Exercise brief | Reproduce the items from the line containing "Give me the" up to and including the line containing "sub-navbar: PROVA Participants", substituting "clickable" for every "interactable" and leaving everything else unchanged. Omit the pictures.

Entries shown |
┄┄┄┄┄┄┄┄┄┄┄┄┄┄┄┄┄┄┄┄

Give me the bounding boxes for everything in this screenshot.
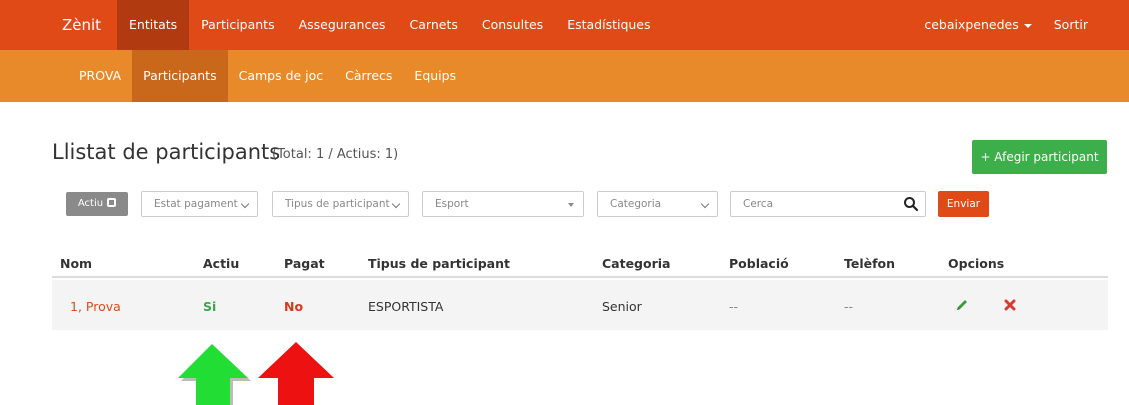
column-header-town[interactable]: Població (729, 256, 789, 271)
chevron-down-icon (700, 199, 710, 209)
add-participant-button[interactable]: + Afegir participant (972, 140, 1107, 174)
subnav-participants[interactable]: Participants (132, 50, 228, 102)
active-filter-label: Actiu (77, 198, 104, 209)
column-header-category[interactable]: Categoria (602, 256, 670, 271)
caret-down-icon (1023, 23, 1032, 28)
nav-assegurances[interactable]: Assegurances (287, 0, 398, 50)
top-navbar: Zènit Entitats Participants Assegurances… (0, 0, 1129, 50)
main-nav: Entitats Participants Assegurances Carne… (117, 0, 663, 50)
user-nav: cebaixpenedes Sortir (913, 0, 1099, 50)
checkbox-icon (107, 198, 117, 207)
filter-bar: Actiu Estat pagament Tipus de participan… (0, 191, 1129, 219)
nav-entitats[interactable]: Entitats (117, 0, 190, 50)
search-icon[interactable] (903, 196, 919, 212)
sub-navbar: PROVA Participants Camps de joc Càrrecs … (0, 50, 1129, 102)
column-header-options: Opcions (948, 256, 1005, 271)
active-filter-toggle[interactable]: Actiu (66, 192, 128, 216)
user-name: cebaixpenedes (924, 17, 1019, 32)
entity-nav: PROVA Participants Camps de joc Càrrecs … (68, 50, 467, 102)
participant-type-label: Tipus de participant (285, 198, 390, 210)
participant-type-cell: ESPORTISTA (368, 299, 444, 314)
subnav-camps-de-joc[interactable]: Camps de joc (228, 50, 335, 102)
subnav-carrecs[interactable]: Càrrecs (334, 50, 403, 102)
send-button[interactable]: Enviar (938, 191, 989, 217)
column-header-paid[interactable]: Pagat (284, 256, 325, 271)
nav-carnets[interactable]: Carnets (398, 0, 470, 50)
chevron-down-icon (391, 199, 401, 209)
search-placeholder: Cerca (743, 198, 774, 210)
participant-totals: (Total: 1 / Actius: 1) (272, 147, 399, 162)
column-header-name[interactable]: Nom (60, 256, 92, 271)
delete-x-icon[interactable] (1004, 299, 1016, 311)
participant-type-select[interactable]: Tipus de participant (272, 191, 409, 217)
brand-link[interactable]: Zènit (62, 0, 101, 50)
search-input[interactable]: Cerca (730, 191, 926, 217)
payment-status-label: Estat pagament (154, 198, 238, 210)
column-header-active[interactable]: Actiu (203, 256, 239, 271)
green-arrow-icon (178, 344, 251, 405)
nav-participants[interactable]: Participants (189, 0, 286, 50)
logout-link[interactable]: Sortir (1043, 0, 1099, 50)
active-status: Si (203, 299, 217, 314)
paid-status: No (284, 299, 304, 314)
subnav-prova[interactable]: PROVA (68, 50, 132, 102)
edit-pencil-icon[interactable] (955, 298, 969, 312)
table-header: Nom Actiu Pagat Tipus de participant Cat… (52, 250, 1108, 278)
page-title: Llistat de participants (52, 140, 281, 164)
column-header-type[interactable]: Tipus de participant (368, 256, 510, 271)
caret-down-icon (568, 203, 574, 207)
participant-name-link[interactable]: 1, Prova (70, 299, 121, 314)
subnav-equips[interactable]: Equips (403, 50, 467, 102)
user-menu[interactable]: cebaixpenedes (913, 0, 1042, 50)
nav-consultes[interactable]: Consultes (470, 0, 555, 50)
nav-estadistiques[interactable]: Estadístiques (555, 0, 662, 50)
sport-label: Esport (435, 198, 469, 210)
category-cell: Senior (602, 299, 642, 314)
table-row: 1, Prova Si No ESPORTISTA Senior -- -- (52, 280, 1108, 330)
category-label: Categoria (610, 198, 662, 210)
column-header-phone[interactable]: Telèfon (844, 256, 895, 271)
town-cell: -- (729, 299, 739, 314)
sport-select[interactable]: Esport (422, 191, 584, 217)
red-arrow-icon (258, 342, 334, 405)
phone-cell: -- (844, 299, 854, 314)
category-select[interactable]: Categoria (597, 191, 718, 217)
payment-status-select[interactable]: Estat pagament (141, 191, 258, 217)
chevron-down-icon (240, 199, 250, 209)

┄┄┄┄┄┄┄┄┄┄┄┄┄┄┄┄┄┄┄┄

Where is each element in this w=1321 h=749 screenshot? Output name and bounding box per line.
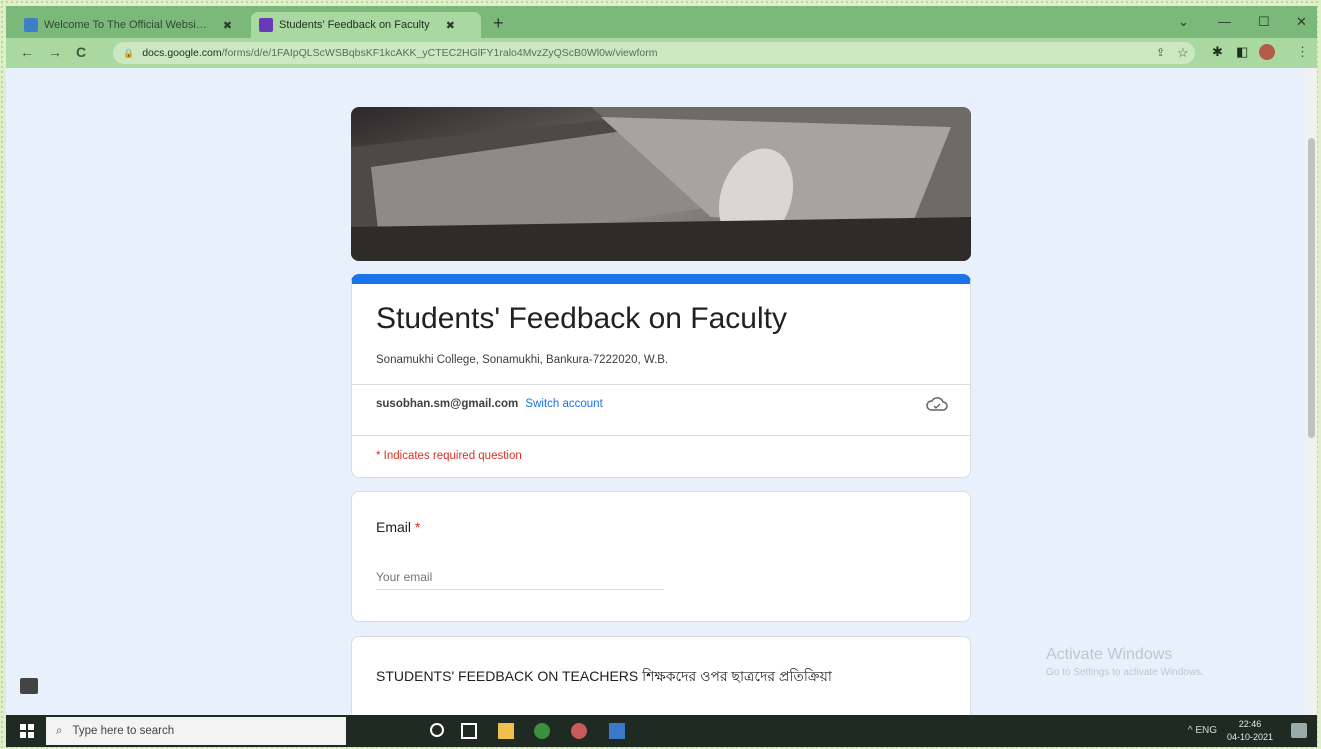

┄┄┄┄┄┄┄┄┄┄┄┄┄┄┄┄┄┄┄┄

The result |
Give me the bounding boxes for everything in this screenshot.
column-header-town[clickable]: Població (729, 256, 789, 271)
chevron-down-icon (700, 199, 710, 209)
add-participant-button[clickable]: + Afegir participant (972, 140, 1107, 174)
subnav-participants[clickable]: Participants (132, 50, 228, 102)
active-filter-label: Actiu (77, 198, 104, 209)
column-header-category[clickable]: Categoria (602, 256, 670, 271)
caret-down-icon (1023, 23, 1032, 28)
nav-assegurances[clickable]: Assegurances (287, 0, 398, 50)
top-navbar: Zènit Entitats Participants Assegurances… (0, 0, 1129, 50)
main-nav: Entitats Participants Assegurances Carne… (117, 0, 663, 50)
user-nav: cebaixpenedes Sortir (913, 0, 1099, 50)
checkbox-icon (107, 198, 117, 207)
filter-bar: Actiu Estat pagament Tipus de participan… (0, 191, 1129, 219)
nav-entitats[clickable]: Entitats (117, 0, 190, 50)
search-icon[clickable] (903, 196, 919, 212)
sub-navbar: PROVA Participants Camps de joc Càrrecs … (0, 50, 1129, 102)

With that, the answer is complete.